--- start of Data listing ---
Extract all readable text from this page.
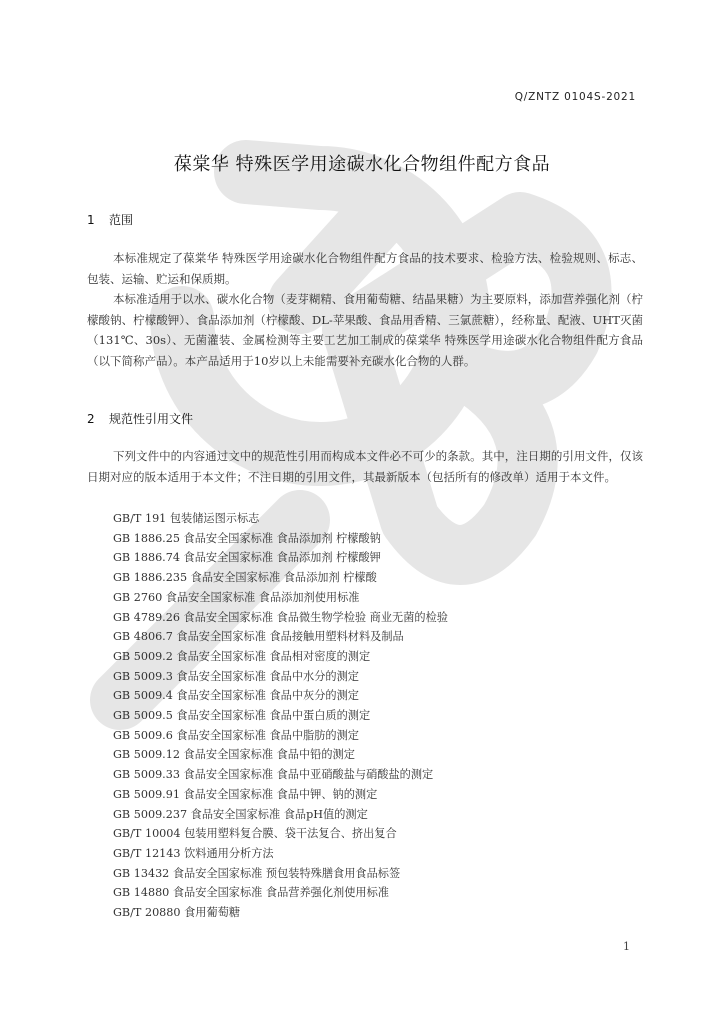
Q/ZNTZ 0104S-2021
葆棠华 特殊医学用途碳水化合物组件配方食品
1 范围
本标准规定了葆棠华 特殊医学用途碳水化合物组件配方食品的技术要求、检验方法、检验规则、标志、包装、运输、贮运和保质期。
本标准适用于以水、碳水化合物（麦芽糊精、食用葡萄糖、结晶果糖）为主要原料，添加营养强化剂（柠檬酸钠、柠檬酸钾）、食品添加剂（柠檬酸、DL-苹果酸、食品用香精、三氯蔗糖），经称量、配液、UHT灭菌（131℃、30s）、无菌灌装、金属检测等主要工艺加工制成的葆棠华 特殊医学用途碳水化合物组件配方食品（以下简称产品）。本产品适用于10岁以上未能需要补充碳水化合物的人群。
2 规范性引用文件
下列文件中的内容通过文中的规范性引用而构成本文件必不可少的条款。其中，注日期的引用文件，仅该日期对应的版本适用于本文件；不注日期的引用文件，其最新版本（包括所有的修改单）适用于本文件。
GB/T 191 包装储运图示标志
GB 1886.25 食品安全国家标准 食品添加剂 柠檬酸钠
GB 1886.74 食品安全国家标准 食品添加剂 柠檬酸钾
GB 1886.235 食品安全国家标准 食品添加剂 柠檬酸
GB 2760 食品安全国家标准 食品添加剂使用标准
GB 4789.26 食品安全国家标准 食品微生物学检验 商业无菌的检验
GB 4806.7 食品安全国家标准 食品接触用塑料材料及制品
GB 5009.2 食品安全国家标准 食品相对密度的测定
GB 5009.3 食品安全国家标准 食品中水分的测定
GB 5009.4 食品安全国家标准 食品中灰分的测定
GB 5009.5 食品安全国家标准 食品中蛋白质的测定
GB 5009.6 食品安全国家标准 食品中脂肪的测定
GB 5009.12 食品安全国家标准 食品中铅的测定
GB 5009.33 食品安全国家标准 食品中亚硝酸盐与硝酸盐的测定
GB 5009.91 食品安全国家标准 食品中钾、钠的测定
GB 5009.237 食品安全国家标准 食品pH值的测定
GB/T 10004 包装用塑料复合膜、袋干法复合、挤出复合
GB/T 12143 饮料通用分析方法
GB 13432 食品安全国家标准 预包装特殊膳食用食品标签
GB 14880 食品安全国家标准 食品营养强化剂使用标准
GB/T 20880 食用葡萄糖
1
--- end of Data listing ---
# Problem
Out of the records, collect only those lines that contain the string "柠檬酸钾".

# Complete output
本标准适用于以水、碳水化合物（麦芽糊精、食用葡萄糖、结晶果糖）为主要原料，添加营养强化剂（柠檬酸钠、柠檬酸钾）、食品添加剂（柠檬酸、DL-苹果酸、食品用香精、三氯蔗糖），经称量、配液、UHT灭菌（131℃、30s）、无菌灌装、金属检测等主要工艺加工制成的葆棠华 特殊医学用途碳水化合物组件配方食品（以下简称产品）。本产品适用于10岁以上未能需要补充碳水化合物的人群。
GB 1886.74 食品安全国家标准 食品添加剂 柠檬酸钾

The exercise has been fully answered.